▶ **The exercise**: Every record below should be printed exactly as it appears.

##### Supplied records

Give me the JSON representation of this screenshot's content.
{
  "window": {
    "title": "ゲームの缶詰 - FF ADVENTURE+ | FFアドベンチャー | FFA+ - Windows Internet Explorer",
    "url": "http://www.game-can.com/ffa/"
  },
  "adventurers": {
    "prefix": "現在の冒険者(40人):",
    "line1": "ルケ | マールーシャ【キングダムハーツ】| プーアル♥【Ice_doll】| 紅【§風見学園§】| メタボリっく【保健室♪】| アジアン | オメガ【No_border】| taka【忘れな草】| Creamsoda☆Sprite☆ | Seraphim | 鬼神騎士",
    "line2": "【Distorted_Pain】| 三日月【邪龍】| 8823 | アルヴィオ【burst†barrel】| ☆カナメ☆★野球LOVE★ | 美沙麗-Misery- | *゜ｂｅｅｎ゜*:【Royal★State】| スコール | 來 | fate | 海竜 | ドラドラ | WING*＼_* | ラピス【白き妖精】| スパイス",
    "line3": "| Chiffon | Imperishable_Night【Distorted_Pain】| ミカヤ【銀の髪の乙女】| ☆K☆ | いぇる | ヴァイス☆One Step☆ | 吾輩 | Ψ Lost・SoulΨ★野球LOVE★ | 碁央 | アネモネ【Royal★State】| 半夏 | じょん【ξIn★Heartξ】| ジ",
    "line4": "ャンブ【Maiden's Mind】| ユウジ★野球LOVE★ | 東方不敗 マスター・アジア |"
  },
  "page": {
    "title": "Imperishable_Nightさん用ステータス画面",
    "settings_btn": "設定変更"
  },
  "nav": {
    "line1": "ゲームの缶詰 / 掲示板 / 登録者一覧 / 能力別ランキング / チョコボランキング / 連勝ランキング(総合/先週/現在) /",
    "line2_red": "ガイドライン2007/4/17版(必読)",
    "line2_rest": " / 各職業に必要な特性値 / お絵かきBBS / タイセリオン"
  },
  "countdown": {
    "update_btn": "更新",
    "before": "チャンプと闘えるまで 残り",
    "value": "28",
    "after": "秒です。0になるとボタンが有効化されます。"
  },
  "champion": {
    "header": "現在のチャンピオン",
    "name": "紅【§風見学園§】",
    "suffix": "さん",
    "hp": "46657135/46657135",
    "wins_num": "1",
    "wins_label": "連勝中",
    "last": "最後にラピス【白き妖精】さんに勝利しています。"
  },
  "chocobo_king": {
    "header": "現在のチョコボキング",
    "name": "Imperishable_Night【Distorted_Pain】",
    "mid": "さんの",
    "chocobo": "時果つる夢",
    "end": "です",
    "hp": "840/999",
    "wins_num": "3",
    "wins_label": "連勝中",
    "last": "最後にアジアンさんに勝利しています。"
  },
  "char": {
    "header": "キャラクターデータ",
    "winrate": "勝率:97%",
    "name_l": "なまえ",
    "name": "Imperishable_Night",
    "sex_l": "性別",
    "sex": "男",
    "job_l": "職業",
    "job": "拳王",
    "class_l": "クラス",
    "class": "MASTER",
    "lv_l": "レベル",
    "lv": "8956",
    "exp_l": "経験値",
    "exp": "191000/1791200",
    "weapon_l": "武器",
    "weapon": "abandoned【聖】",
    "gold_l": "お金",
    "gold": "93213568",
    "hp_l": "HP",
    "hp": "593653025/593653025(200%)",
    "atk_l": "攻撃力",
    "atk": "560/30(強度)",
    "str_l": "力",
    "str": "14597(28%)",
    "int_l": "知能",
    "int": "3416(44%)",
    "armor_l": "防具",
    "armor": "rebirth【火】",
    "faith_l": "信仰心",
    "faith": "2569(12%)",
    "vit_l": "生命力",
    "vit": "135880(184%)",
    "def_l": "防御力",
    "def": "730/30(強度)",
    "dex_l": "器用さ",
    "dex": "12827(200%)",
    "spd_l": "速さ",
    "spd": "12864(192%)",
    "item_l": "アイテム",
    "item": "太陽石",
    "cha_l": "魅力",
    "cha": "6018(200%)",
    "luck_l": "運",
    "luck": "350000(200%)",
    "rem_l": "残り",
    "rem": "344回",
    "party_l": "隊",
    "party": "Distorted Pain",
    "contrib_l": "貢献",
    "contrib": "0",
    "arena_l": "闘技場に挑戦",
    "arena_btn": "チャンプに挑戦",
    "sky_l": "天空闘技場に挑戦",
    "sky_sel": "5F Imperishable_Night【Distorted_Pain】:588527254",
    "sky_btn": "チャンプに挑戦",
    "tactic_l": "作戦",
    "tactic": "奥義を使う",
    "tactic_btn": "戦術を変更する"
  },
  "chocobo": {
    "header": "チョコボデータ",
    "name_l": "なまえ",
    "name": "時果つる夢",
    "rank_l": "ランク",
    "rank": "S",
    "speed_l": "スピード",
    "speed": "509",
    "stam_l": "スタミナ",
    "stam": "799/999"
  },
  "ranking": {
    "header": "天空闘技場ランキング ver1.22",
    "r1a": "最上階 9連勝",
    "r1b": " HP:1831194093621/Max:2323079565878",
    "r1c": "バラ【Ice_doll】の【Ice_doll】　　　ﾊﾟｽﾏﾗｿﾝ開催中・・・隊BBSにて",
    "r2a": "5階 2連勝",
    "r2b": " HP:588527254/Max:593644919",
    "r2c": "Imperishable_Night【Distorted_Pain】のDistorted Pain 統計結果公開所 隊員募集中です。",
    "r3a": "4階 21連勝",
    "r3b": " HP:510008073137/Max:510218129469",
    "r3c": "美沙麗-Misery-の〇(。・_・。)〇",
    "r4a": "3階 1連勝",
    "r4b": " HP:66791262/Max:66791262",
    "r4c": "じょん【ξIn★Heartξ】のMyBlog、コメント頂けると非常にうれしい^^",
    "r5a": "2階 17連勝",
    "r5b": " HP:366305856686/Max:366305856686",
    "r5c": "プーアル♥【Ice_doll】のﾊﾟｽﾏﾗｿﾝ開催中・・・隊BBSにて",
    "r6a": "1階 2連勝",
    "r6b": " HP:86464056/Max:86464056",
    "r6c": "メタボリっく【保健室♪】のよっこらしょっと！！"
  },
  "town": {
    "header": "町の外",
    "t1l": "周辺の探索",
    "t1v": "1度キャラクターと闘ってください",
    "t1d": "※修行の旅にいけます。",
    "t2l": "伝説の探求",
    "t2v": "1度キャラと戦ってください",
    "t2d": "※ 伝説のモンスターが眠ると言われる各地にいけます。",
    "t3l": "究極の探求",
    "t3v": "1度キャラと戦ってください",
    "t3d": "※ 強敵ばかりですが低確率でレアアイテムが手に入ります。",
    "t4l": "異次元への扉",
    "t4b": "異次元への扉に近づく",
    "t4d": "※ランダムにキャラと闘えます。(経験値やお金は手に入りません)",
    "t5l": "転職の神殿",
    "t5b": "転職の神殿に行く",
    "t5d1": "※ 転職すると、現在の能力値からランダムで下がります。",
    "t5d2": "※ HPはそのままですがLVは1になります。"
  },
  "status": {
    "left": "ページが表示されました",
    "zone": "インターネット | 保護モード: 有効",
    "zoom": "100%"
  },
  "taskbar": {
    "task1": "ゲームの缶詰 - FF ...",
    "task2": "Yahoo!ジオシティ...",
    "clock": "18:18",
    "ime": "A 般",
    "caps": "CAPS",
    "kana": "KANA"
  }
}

##########

▶ **Answer below**:
Give me the JSON representation of this screenshot's content.
{
  "window": {
    "title": "ゲームの缶詰 - FF ADVENTURE+ | FFアドベンチャー | FFA+ - Windows Internet Explorer",
    "url": "http://www.game-can.com/ffa/"
  },
  "adventurers": {
    "prefix": "現在の冒険者(40人):",
    "line1": "ルケ | マールーシャ【キングダムハーツ】| プーアル♥【Ice_doll】| 紅【§風見学園§】| メタボリっく【保健室♪】| アジアン | オメガ【No_border】| taka【忘れな草】| Creamsoda☆Sprite☆ | Seraphim | 鬼神騎士",
    "line2": "【Distorted_Pain】| 三日月【邪龍】| 8823 | アルヴィオ【burst†barrel】| ☆カナメ☆★野球LOVE★ | 美沙麗-Misery- | *゜ｂｅｅｎ゜*:【Royal★State】| スコール | 來 | fate | 海竜 | ドラドラ | WING*＼_* | ラピス【白き妖精】| スパイス",
    "line3": "| Chiffon | Imperishable_Night【Distorted_Pain】| ミカヤ【銀の髪の乙女】| ☆K☆ | いぇる | ヴァイス☆One Step☆ | 吾輩 | Ψ Lost・SoulΨ★野球LOVE★ | 碁央 | アネモネ【Royal★State】| 半夏 | じょん【ξIn★Heartξ】| ジ",
    "line4": "ャンブ【Maiden's Mind】| ユウジ★野球LOVE★ | 東方不敗 マスター・アジア |"
  },
  "page": {
    "title": "Imperishable_Nightさん用ステータス画面",
    "settings_btn": "設定変更"
  },
  "nav": {
    "line1": "ゲームの缶詰 / 掲示板 / 登録者一覧 / 能力別ランキング / チョコボランキング / 連勝ランキング(総合/先週/現在) /",
    "line2_red": "ガイドライン2007/4/17版(必読)",
    "line2_rest": " / 各職業に必要な特性値 / お絵かきBBS / タイセリオン"
  },
  "countdown": {
    "update_btn": "更新",
    "before": "チャンプと闘えるまで 残り",
    "value": "28",
    "after": "秒です。0になるとボタンが有効化されます。"
  },
  "champion": {
    "header": "現在のチャンピオン",
    "name": "紅【§風見学園§】",
    "suffix": "さん",
    "hp": "46657135/46657135",
    "wins_num": "1",
    "wins_label": "連勝中",
    "last": "最後にラピス【白き妖精】さんに勝利しています。"
  },
  "chocobo_king": {
    "header": "現在のチョコボキング",
    "name": "Imperishable_Night【Distorted_Pain】",
    "mid": "さんの",
    "chocobo": "時果つる夢",
    "end": "です",
    "hp": "840/999",
    "wins_num": "3",
    "wins_label": "連勝中",
    "last": "最後にアジアンさんに勝利しています。"
  },
  "char": {
    "header": "キャラクターデータ",
    "winrate": "勝率:97%",
    "name_l": "なまえ",
    "name": "Imperishable_Night",
    "sex_l": "性別",
    "sex": "男",
    "job_l": "職業",
    "job": "拳王",
    "class_l": "クラス",
    "class": "MASTER",
    "lv_l": "レベル",
    "lv": "8956",
    "exp_l": "経験値",
    "exp": "191000/1791200",
    "weapon_l": "武器",
    "weapon": "abandoned【聖】",
    "gold_l": "お金",
    "gold": "93213568",
    "hp_l": "HP",
    "hp": "593653025/593653025(200%)",
    "atk_l": "攻撃力",
    "atk": "560/30(強度)",
    "str_l": "力",
    "str": "14597(28%)",
    "int_l": "知能",
    "int": "3416(44%)",
    "armor_l": "防具",
    "armor": "rebirth【火】",
    "faith_l": "信仰心",
    "faith": "2569(12%)",
    "vit_l": "生命力",
    "vit": "135880(184%)",
    "def_l": "防御力",
    "def": "730/30(強度)",
    "dex_l": "器用さ",
    "dex": "12827(200%)",
    "spd_l": "速さ",
    "spd": "12864(192%)",
    "item_l": "アイテム",
    "item": "太陽石",
    "cha_l": "魅力",
    "cha": "6018(200%)",
    "luck_l": "運",
    "luck": "350000(200%)",
    "rem_l": "残り",
    "rem": "344回",
    "party_l": "隊",
    "party": "Distorted Pain",
    "contrib_l": "貢献",
    "contrib": "0",
    "arena_l": "闘技場に挑戦",
    "arena_btn": "チャンプに挑戦",
    "sky_l": "天空闘技場に挑戦",
    "sky_sel": "5F Imperishable_Night【Distorted_Pain】:588527254",
    "sky_btn": "チャンプに挑戦",
    "tactic_l": "作戦",
    "tactic": "奥義を使う",
    "tactic_btn": "戦術を変更する"
  },
  "chocobo": {
    "header": "チョコボデータ",
    "name_l": "なまえ",
    "name": "時果つる夢",
    "rank_l": "ランク",
    "rank": "S",
    "speed_l": "スピード",
    "speed": "509",
    "stam_l": "スタミナ",
    "stam": "799/999"
  },
  "ranking": {
    "header": "天空闘技場ランキング ver1.22",
    "r1a": "最上階 9連勝",
    "r1b": " HP:1831194093621/Max:2323079565878",
    "r1c": "バラ【Ice_doll】の【Ice_doll】　　　ﾊﾟｽﾏﾗｿﾝ開催中・・・隊BBSにて",
    "r2a": "5階 2連勝",
    "r2b": " HP:588527254/Max:593644919",
    "r2c": "Imperishable_Night【Distorted_Pain】のDistorted Pain 統計結果公開所 隊員募集中です。",
    "r3a": "4階 21連勝",
    "r3b": " HP:510008073137/Max:510218129469",
    "r3c": "美沙麗-Misery-の〇(。・_・。)〇",
    "r4a": "3階 1連勝",
    "r4b": " HP:66791262/Max:66791262",
    "r4c": "じょん【ξIn★Heartξ】のMyBlog、コメント頂けると非常にうれしい^^",
    "r5a": "2階 17連勝",
    "r5b": " HP:366305856686/Max:366305856686",
    "r5c": "プーアル♥【Ice_doll】のﾊﾟｽﾏﾗｿﾝ開催中・・・隊BBSにて",
    "r6a": "1階 2連勝",
    "r6b": " HP:86464056/Max:86464056",
    "r6c": "メタボリっく【保健室♪】のよっこらしょっと！！"
  },
  "town": {
    "header": "町の外",
    "t1l": "周辺の探索",
    "t1v": "1度キャラクターと闘ってください",
    "t1d": "※修行の旅にいけます。",
    "t2l": "伝説の探求",
    "t2v": "1度キャラと戦ってください",
    "t2d": "※ 伝説のモンスターが眠ると言われる各地にいけます。",
    "t3l": "究極の探求",
    "t3v": "1度キャラと戦ってください",
    "t3d": "※ 強敵ばかりですが低確率でレアアイテムが手に入ります。",
    "t4l": "異次元への扉",
    "t4b": "異次元への扉に近づく",
    "t4d": "※ランダムにキャラと闘えます。(経験値やお金は手に入りません)",
    "t5l": "転職の神殿",
    "t5b": "転職の神殿に行く",
    "t5d1": "※ 転職すると、現在の能力値からランダムで下がります。",
    "t5d2": "※ HPはそのままですがLVは1になります。"
  },
  "status": {
    "left": "ページが表示されました",
    "zone": "インターネット | 保護モード: 有効",
    "zoom": "100%"
  },
  "taskbar": {
    "task1": "ゲームの缶詰 - FF ...",
    "task2": "Yahoo!ジオシティ...",
    "clock": "18:18",
    "ime": "A 般",
    "caps": "CAPS",
    "kana": "KANA"
  }
}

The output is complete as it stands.